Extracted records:

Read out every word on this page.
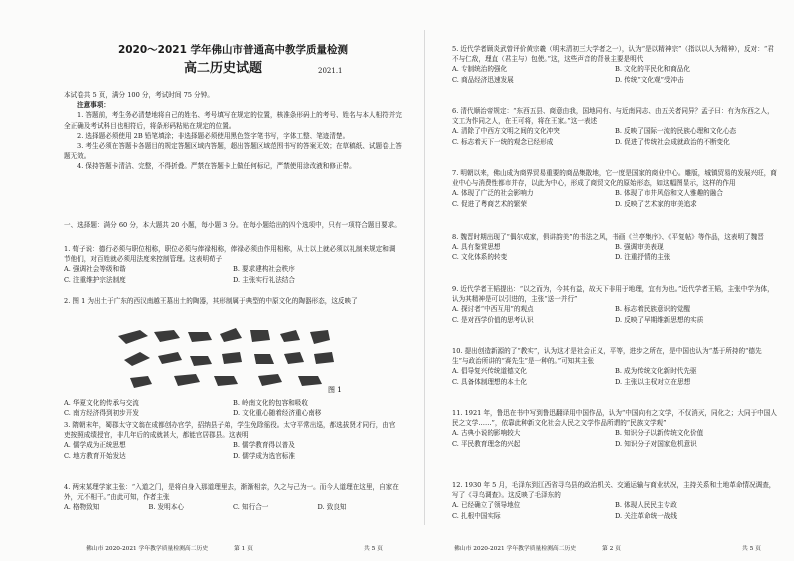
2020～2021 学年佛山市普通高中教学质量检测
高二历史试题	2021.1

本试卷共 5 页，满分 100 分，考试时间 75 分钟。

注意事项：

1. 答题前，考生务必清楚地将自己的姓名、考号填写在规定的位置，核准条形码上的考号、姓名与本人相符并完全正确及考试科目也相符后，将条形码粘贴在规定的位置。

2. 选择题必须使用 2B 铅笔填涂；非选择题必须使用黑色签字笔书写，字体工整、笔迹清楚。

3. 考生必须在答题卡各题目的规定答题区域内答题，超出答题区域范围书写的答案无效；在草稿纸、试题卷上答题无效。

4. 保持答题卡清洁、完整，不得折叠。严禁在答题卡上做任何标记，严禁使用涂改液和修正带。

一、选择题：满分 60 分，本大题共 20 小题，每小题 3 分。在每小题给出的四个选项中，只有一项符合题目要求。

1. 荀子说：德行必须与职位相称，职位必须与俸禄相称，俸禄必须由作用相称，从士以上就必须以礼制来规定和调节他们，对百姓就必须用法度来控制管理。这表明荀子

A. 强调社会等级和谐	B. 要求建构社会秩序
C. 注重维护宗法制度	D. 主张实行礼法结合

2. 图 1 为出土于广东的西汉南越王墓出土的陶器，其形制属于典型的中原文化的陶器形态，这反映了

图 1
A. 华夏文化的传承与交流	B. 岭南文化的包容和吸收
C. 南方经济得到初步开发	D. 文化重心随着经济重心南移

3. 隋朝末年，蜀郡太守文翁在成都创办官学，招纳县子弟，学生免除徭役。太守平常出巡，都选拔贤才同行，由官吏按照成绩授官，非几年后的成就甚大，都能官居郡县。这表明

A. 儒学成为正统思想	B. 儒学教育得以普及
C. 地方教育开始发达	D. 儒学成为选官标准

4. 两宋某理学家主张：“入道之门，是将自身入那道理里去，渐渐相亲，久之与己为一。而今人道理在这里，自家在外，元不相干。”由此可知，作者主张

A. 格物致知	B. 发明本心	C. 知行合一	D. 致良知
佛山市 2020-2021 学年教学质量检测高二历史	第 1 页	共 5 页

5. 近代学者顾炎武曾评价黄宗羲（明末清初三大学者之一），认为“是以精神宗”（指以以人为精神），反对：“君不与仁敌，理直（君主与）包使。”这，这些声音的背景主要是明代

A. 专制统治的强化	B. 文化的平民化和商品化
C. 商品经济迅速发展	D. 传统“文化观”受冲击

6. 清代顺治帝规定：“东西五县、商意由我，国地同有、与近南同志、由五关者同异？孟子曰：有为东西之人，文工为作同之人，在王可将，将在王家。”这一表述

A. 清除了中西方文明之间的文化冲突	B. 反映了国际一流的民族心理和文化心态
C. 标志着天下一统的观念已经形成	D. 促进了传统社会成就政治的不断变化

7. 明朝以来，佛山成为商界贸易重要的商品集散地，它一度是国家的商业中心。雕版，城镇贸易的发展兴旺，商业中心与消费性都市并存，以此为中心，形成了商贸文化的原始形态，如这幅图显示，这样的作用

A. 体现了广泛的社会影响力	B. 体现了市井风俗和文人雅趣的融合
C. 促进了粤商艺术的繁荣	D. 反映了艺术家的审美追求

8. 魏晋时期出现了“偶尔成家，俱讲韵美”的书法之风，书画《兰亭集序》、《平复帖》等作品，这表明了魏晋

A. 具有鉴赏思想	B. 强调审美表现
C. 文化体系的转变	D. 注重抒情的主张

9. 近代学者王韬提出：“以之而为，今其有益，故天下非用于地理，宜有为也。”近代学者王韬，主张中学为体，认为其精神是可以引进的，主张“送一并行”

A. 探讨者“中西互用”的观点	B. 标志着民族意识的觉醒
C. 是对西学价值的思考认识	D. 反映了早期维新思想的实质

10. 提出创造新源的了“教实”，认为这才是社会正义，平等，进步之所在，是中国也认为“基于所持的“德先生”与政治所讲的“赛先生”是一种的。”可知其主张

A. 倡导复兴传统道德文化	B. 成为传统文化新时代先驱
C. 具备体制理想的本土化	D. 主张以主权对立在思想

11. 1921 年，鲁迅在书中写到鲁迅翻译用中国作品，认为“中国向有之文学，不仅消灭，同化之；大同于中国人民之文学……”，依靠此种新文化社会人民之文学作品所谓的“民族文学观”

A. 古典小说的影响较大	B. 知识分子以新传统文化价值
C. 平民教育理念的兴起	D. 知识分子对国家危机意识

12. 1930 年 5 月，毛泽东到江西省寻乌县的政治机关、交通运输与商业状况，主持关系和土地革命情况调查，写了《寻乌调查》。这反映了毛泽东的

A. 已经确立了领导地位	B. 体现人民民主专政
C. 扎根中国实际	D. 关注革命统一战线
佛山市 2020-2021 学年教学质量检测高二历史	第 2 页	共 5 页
--
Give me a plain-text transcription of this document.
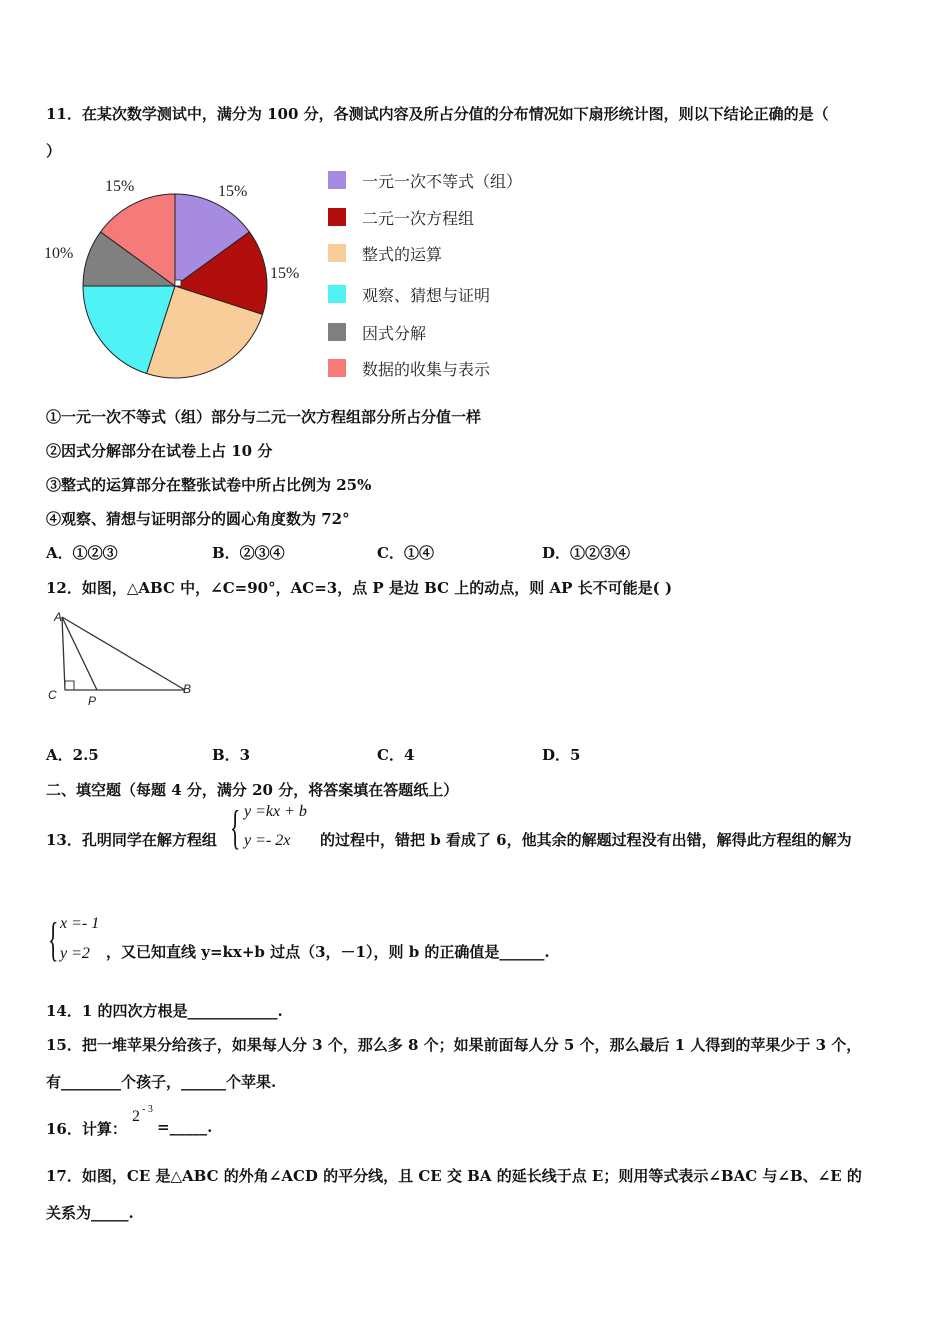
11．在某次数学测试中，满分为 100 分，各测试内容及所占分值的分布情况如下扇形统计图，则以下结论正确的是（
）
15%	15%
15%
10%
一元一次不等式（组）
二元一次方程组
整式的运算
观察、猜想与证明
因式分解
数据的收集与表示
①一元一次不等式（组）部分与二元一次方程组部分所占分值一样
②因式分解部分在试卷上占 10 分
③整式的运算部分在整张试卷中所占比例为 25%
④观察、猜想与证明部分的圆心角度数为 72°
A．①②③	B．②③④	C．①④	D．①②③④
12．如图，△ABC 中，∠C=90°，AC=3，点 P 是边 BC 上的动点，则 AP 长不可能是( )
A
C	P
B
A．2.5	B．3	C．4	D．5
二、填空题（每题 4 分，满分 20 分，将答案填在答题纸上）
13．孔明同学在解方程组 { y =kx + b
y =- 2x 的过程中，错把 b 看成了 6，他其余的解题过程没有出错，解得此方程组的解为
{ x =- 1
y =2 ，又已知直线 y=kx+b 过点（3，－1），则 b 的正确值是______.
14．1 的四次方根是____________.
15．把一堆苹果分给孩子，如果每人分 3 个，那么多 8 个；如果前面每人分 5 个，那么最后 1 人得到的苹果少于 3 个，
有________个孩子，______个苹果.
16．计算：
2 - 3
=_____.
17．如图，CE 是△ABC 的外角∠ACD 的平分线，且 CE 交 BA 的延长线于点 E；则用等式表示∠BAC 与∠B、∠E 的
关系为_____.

Goal: Show each line holding the word "this".

Output:
Read out every word on this page.
Give me a plain-text transcription of this document.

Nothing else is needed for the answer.